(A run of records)

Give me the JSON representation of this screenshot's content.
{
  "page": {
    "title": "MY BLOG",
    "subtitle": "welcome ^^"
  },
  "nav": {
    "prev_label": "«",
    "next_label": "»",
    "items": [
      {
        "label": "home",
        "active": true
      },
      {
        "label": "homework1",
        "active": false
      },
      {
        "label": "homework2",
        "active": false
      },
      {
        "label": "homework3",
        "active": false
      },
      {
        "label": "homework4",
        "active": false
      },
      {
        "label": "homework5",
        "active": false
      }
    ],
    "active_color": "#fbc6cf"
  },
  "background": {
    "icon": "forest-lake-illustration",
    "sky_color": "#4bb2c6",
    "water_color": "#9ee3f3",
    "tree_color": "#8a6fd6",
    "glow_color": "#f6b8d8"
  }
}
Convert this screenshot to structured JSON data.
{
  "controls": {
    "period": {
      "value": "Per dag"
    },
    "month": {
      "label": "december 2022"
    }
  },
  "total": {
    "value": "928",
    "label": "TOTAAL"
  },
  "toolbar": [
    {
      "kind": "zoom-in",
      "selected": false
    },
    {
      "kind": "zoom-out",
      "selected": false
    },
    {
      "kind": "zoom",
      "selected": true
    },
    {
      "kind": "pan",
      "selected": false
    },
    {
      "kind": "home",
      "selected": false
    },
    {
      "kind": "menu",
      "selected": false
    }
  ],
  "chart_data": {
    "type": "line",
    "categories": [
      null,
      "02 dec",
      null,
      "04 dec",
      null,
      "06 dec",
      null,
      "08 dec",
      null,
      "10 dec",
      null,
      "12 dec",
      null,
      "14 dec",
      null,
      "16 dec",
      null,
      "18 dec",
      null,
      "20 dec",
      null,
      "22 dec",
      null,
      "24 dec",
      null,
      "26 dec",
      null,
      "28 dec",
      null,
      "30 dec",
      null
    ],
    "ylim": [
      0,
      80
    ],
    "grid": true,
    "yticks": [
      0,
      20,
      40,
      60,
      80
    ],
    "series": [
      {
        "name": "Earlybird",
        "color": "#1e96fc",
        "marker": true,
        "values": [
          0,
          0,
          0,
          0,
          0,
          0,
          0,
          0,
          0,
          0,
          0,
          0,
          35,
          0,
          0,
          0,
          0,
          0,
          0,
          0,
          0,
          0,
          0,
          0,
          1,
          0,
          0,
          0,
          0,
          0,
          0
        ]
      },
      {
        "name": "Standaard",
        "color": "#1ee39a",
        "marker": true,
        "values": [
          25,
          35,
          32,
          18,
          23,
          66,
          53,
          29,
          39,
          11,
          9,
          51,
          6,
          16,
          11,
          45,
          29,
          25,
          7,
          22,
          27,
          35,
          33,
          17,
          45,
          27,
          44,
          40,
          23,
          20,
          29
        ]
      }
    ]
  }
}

> **YOUR INSTRUCTIONS**
Go through the entries above and copy every line containing "JSON".

> **WRITTEN RESPONSE**
Give me the JSON representation of this screenshot's content.
Convert this screenshot to structured JSON data.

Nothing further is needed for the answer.